## Information given
········
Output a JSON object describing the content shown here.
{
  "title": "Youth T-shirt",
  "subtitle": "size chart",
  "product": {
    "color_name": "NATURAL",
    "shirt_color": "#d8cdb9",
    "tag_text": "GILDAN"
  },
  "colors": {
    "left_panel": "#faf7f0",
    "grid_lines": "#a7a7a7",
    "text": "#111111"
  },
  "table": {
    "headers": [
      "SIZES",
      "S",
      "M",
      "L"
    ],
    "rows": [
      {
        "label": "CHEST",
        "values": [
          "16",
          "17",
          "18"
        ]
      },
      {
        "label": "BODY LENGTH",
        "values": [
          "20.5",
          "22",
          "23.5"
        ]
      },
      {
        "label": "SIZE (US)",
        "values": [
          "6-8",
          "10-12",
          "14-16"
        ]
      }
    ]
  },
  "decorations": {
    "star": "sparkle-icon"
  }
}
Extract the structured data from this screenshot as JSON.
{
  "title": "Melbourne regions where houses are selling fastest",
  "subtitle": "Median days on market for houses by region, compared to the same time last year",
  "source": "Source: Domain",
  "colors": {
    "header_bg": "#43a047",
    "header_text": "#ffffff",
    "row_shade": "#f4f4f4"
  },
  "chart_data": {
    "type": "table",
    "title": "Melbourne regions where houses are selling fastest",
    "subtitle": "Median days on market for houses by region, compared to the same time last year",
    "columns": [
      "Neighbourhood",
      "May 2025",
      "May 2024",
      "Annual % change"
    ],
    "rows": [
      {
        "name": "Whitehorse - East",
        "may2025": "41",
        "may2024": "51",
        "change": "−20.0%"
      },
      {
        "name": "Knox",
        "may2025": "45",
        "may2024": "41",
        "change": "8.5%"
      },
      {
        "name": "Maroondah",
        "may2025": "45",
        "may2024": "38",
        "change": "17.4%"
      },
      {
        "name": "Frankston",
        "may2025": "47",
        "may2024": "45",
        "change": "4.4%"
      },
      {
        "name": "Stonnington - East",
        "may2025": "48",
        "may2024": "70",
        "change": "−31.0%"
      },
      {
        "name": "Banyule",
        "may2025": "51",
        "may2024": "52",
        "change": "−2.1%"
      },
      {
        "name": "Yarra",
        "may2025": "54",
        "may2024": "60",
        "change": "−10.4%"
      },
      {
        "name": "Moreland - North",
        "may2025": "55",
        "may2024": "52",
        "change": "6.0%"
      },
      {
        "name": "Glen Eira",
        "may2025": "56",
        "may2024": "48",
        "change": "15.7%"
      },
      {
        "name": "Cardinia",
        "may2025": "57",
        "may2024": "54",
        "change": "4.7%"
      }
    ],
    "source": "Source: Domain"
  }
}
········
## What is asked
Copy every single line of the material above that holds "market".

## Solution to this exercise
  "subtitle": "Median days on market for houses by region, compared to the same time last year",
    "subtitle": "Median days on market for houses by region, compared to the same time last year",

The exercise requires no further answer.